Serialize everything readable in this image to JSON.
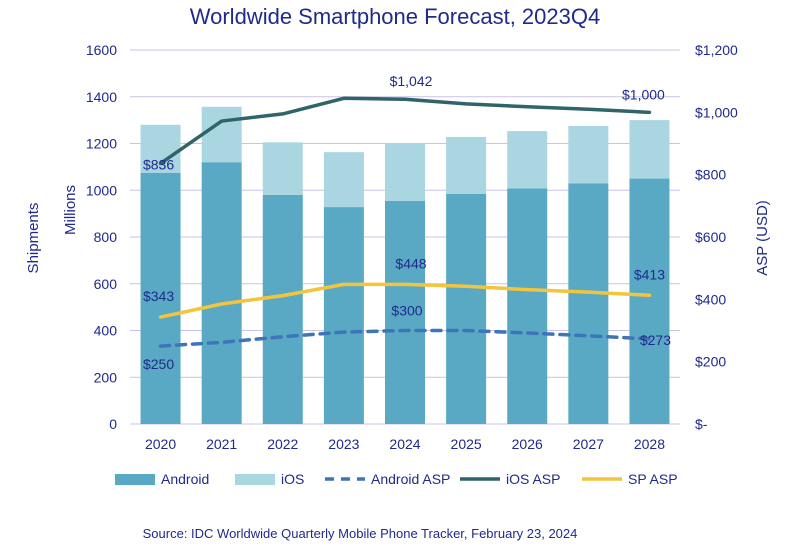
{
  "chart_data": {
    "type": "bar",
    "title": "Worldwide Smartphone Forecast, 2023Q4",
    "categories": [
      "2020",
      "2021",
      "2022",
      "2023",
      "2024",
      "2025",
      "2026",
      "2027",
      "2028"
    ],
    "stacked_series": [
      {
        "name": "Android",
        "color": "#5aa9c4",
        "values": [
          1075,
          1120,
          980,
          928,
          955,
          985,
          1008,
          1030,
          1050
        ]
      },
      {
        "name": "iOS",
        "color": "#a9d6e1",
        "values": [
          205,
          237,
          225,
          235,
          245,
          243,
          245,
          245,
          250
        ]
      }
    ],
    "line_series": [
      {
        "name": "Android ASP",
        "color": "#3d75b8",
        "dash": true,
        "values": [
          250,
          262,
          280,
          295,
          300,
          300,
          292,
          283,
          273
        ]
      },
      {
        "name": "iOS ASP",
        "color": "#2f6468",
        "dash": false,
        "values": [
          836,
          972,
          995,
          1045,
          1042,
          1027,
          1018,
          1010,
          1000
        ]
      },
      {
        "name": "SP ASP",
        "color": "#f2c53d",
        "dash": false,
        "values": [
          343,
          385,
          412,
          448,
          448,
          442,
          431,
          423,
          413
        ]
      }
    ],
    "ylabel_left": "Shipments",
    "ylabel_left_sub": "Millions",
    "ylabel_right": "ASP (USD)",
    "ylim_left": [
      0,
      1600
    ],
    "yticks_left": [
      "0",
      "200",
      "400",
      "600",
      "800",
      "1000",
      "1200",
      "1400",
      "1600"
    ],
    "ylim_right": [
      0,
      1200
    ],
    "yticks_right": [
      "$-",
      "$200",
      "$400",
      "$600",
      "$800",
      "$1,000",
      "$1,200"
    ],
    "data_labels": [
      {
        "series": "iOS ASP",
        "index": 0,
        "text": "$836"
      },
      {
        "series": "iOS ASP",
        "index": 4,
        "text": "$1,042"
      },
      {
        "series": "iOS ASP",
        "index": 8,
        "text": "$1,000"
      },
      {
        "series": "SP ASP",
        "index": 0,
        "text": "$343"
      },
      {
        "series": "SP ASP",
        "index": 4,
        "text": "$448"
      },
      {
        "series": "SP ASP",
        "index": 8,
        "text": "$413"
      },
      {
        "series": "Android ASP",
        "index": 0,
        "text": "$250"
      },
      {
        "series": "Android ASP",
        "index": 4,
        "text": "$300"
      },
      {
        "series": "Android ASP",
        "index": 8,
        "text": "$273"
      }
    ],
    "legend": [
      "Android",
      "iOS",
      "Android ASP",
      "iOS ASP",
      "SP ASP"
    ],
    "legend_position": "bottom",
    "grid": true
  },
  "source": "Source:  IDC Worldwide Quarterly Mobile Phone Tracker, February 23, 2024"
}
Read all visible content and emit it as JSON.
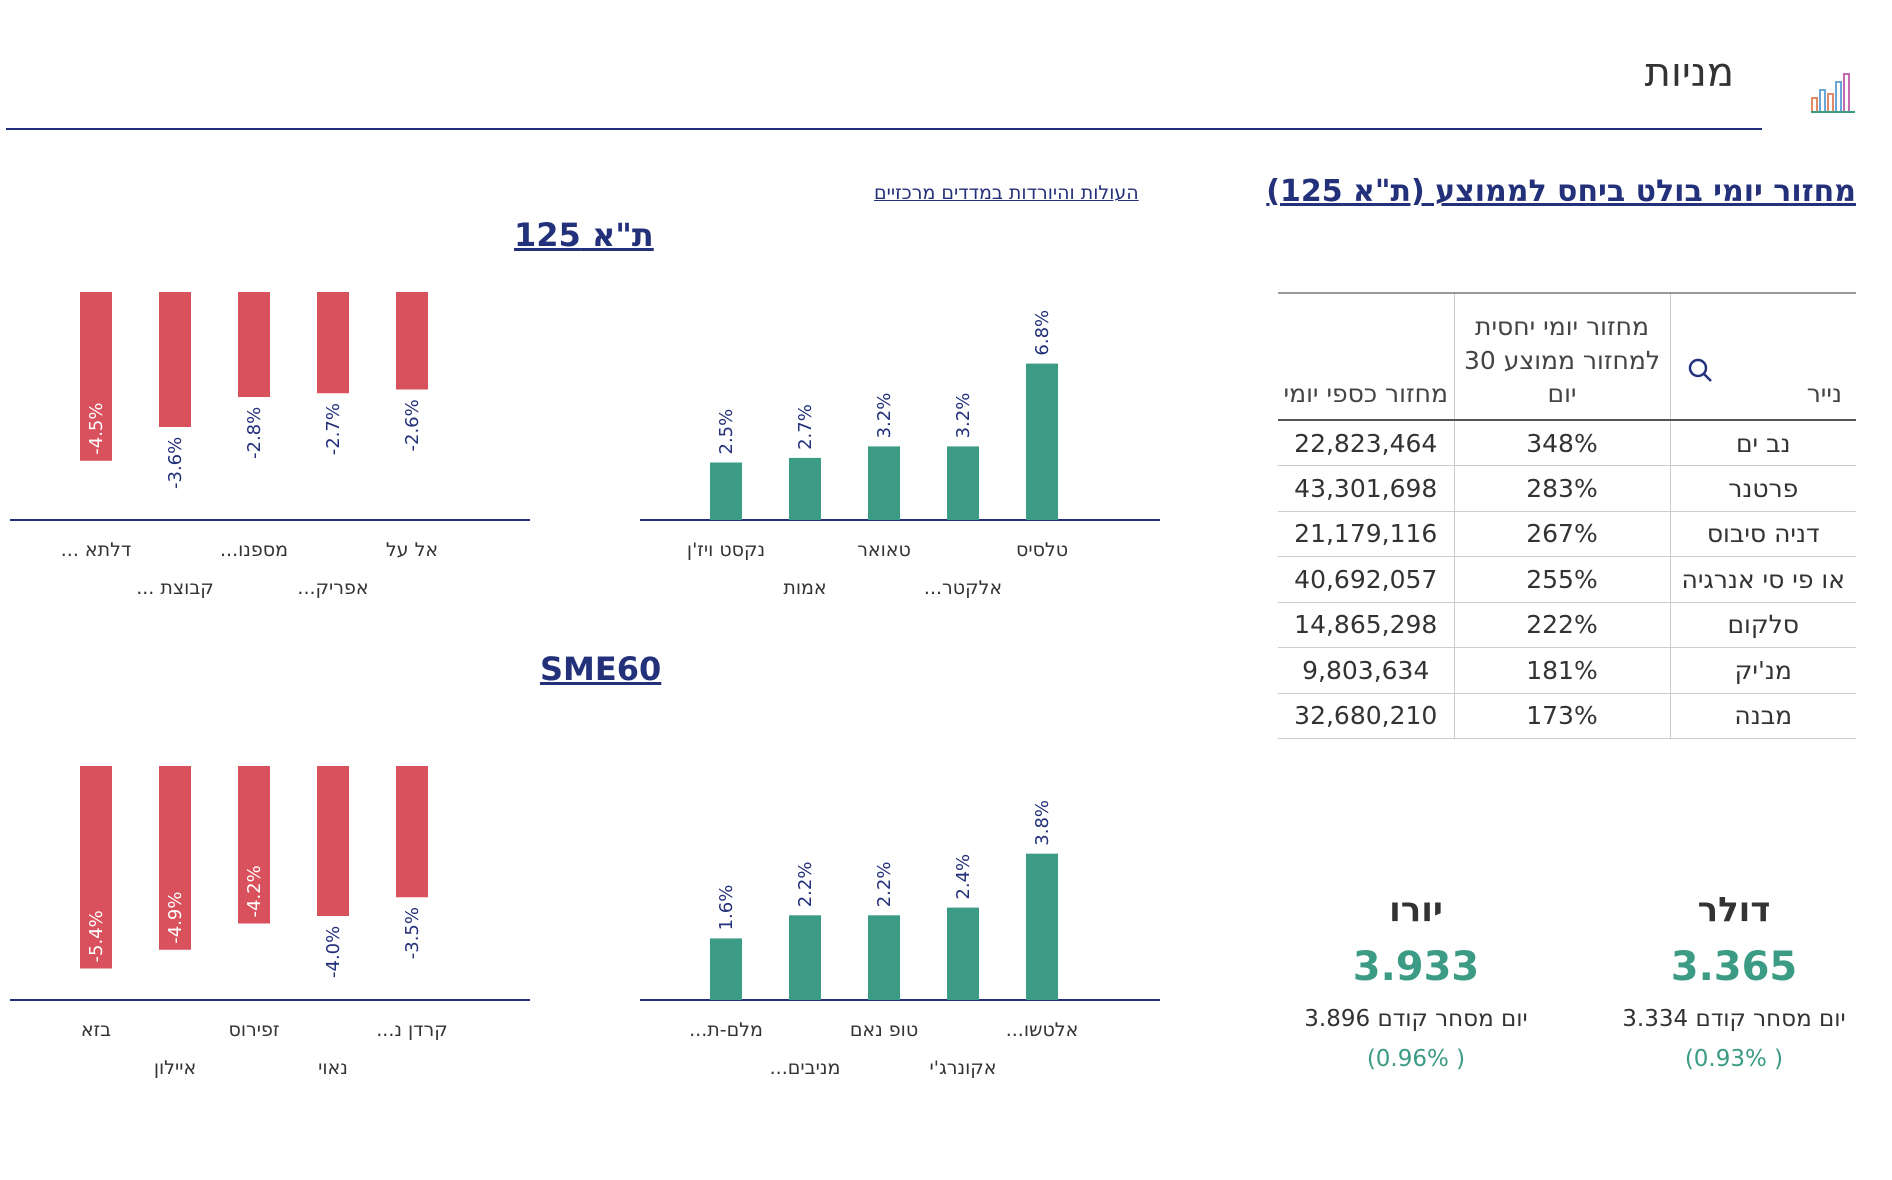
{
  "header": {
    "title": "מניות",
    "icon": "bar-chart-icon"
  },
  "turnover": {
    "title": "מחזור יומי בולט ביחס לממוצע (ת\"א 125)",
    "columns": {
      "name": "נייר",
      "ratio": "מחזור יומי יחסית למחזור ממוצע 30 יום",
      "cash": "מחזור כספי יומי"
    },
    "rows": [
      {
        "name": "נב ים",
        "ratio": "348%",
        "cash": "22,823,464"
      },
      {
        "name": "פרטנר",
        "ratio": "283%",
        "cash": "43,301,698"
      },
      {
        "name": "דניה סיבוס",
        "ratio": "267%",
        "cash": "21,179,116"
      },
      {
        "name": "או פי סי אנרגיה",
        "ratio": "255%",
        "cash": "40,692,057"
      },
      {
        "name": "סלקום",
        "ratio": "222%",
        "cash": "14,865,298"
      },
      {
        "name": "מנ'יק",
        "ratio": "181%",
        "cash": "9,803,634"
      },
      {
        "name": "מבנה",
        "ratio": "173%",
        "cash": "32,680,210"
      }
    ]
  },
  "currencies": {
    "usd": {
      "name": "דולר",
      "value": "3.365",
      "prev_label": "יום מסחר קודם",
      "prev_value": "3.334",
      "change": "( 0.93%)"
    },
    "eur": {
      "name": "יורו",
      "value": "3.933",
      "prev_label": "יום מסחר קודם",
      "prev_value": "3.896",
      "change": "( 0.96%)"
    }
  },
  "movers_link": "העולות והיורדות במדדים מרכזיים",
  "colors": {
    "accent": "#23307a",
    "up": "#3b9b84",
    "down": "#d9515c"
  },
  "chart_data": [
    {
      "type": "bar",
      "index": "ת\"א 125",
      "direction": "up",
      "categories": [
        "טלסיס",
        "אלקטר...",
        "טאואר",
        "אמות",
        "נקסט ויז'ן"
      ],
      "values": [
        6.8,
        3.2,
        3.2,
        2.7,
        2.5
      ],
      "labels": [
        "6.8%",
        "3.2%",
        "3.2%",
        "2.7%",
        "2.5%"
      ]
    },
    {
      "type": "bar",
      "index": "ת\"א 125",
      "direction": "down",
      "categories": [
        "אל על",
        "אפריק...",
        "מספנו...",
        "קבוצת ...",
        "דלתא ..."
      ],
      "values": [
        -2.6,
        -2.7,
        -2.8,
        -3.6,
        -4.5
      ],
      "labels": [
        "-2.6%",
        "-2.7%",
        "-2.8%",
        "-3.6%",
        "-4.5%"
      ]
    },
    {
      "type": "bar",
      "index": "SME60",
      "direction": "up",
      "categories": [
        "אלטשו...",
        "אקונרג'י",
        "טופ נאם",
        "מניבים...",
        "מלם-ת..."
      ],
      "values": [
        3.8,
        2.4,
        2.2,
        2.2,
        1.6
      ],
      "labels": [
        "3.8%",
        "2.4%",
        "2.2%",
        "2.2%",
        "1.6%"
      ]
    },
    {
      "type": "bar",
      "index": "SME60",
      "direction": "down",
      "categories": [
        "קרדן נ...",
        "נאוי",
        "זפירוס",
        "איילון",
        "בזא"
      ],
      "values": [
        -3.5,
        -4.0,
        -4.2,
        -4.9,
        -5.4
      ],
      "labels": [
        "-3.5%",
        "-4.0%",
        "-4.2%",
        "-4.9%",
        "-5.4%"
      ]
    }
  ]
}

→ DIRECTIONS FOR THIS TASK
Without including any pictures, output all the entries above exactly.

→ OUTPUT OF THE EXERCISE
Serialize everything readable in this image to JSON.
{
  "chart_data": {
    "type": "bar",
    "title": "Worldwide Smartphone Forecast, 2023Q4",
    "categories": [
      "2020",
      "2021",
      "2022",
      "2023",
      "2024",
      "2025",
      "2026",
      "2027",
      "2028"
    ],
    "stacked_series": [
      {
        "name": "Android",
        "color": "#5aa9c4",
        "values": [
          1075,
          1120,
          980,
          928,
          955,
          985,
          1008,
          1030,
          1050
        ]
      },
      {
        "name": "iOS",
        "color": "#a9d6e1",
        "values": [
          205,
          237,
          225,
          235,
          245,
          243,
          245,
          245,
          250
        ]
      }
    ],
    "line_series": [
      {
        "name": "Android ASP",
        "color": "#3d75b8",
        "dash": true,
        "values": [
          250,
          262,
          280,
          295,
          300,
          300,
          292,
          283,
          273
        ]
      },
      {
        "name": "iOS ASP",
        "color": "#2f6468",
        "dash": false,
        "values": [
          836,
          972,
          995,
          1045,
          1042,
          1027,
          1018,
          1010,
          1000
        ]
      },
      {
        "name": "SP ASP",
        "color": "#f2c53d",
        "dash": false,
        "values": [
          343,
          385,
          412,
          448,
          448,
          442,
          431,
          423,
          413
        ]
      }
    ],
    "ylabel_left": "Shipments",
    "ylabel_left_sub": "Millions",
    "ylabel_right": "ASP (USD)",
    "ylim_left": [
      0,
      1600
    ],
    "yticks_left": [
      "0",
      "200",
      "400",
      "600",
      "800",
      "1000",
      "1200",
      "1400",
      "1600"
    ],
    "ylim_right": [
      0,
      1200
    ],
    "yticks_right": [
      "$-",
      "$200",
      "$400",
      "$600",
      "$800",
      "$1,000",
      "$1,200"
    ],
    "data_labels": [
      {
        "series": "iOS ASP",
        "index": 0,
        "text": "$836"
      },
      {
        "series": "iOS ASP",
        "index": 4,
        "text": "$1,042"
      },
      {
        "series": "iOS ASP",
        "index": 8,
        "text": "$1,000"
      },
      {
        "series": "SP ASP",
        "index": 0,
        "text": "$343"
      },
      {
        "series": "SP ASP",
        "index": 4,
        "text": "$448"
      },
      {
        "series": "SP ASP",
        "index": 8,
        "text": "$413"
      },
      {
        "series": "Android ASP",
        "index": 0,
        "text": "$250"
      },
      {
        "series": "Android ASP",
        "index": 4,
        "text": "$300"
      },
      {
        "series": "Android ASP",
        "index": 8,
        "text": "$273"
      }
    ],
    "legend": [
      "Android",
      "iOS",
      "Android ASP",
      "iOS ASP",
      "SP ASP"
    ],
    "legend_position": "bottom",
    "grid": true
  },
  "source": "Source:  IDC Worldwide Quarterly Mobile Phone Tracker, February 23, 2024"
}
Read all visible content and emit it as JSON.
{
  "header": {
    "title": "מניות",
    "icon": "bar-chart-icon"
  },
  "turnover": {
    "title": "מחזור יומי בולט ביחס לממוצע (ת\"א 125)",
    "columns": {
      "name": "נייר",
      "ratio": "מחזור יומי יחסית למחזור ממוצע 30 יום",
      "cash": "מחזור כספי יומי"
    },
    "rows": [
      {
        "name": "נב ים",
        "ratio": "348%",
        "cash": "22,823,464"
      },
      {
        "name": "פרטנר",
        "ratio": "283%",
        "cash": "43,301,698"
      },
      {
        "name": "דניה סיבוס",
        "ratio": "267%",
        "cash": "21,179,116"
      },
      {
        "name": "או פי סי אנרגיה",
        "ratio": "255%",
        "cash": "40,692,057"
      },
      {
        "name": "סלקום",
        "ratio": "222%",
        "cash": "14,865,298"
      },
      {
        "name": "מנ'יק",
        "ratio": "181%",
        "cash": "9,803,634"
      },
      {
        "name": "מבנה",
        "ratio": "173%",
        "cash": "32,680,210"
      }
    ]
  },
  "currencies": {
    "usd": {
      "name": "דולר",
      "value": "3.365",
      "prev_label": "יום מסחר קודם",
      "prev_value": "3.334",
      "change": "( 0.93%)"
    },
    "eur": {
      "name": "יורו",
      "value": "3.933",
      "prev_label": "יום מסחר קודם",
      "prev_value": "3.896",
      "change": "( 0.96%)"
    }
  },
  "movers_link": "העולות והיורדות במדדים מרכזיים",
  "colors": {
    "accent": "#23307a",
    "up": "#3b9b84",
    "down": "#d9515c"
  },
  "chart_data": [
    {
      "type": "bar",
      "index": "ת\"א 125",
      "direction": "up",
      "categories": [
        "טלסיס",
        "אלקטר...",
        "טאואר",
        "אמות",
        "נקסט ויז'ן"
      ],
      "values": [
        6.8,
        3.2,
        3.2,
        2.7,
        2.5
      ],
      "labels": [
        "6.8%",
        "3.2%",
        "3.2%",
        "2.7%",
        "2.5%"
      ]
    },
    {
      "type": "bar",
      "index": "ת\"א 125",
      "direction": "down",
      "categories": [
        "אל על",
        "אפריק...",
        "מספנו...",
        "קבוצת ...",
        "דלתא ..."
      ],
      "values": [
        -2.6,
        -2.7,
        -2.8,
        -3.6,
        -4.5
      ],
      "labels": [
        "-2.6%",
        "-2.7%",
        "-2.8%",
        "-3.6%",
        "-4.5%"
      ]
    },
    {
      "type": "bar",
      "index": "SME60",
      "direction": "up",
      "categories": [
        "אלטשו...",
        "אקונרג'י",
        "טופ נאם",
        "מניבים...",
        "מלם-ת..."
      ],
      "values": [
        3.8,
        2.4,
        2.2,
        2.2,
        1.6
      ],
      "labels": [
        "3.8%",
        "2.4%",
        "2.2%",
        "2.2%",
        "1.6%"
      ]
    },
    {
      "type": "bar",
      "index": "SME60",
      "direction": "down",
      "categories": [
        "קרדן נ...",
        "נאוי",
        "זפירוס",
        "איילון",
        "בזא"
      ],
      "values": [
        -3.5,
        -4.0,
        -4.2,
        -4.9,
        -5.4
      ],
      "labels": [
        "-3.5%",
        "-4.0%",
        "-4.2%",
        "-4.9%",
        "-5.4%"
      ]
    }
  ]
}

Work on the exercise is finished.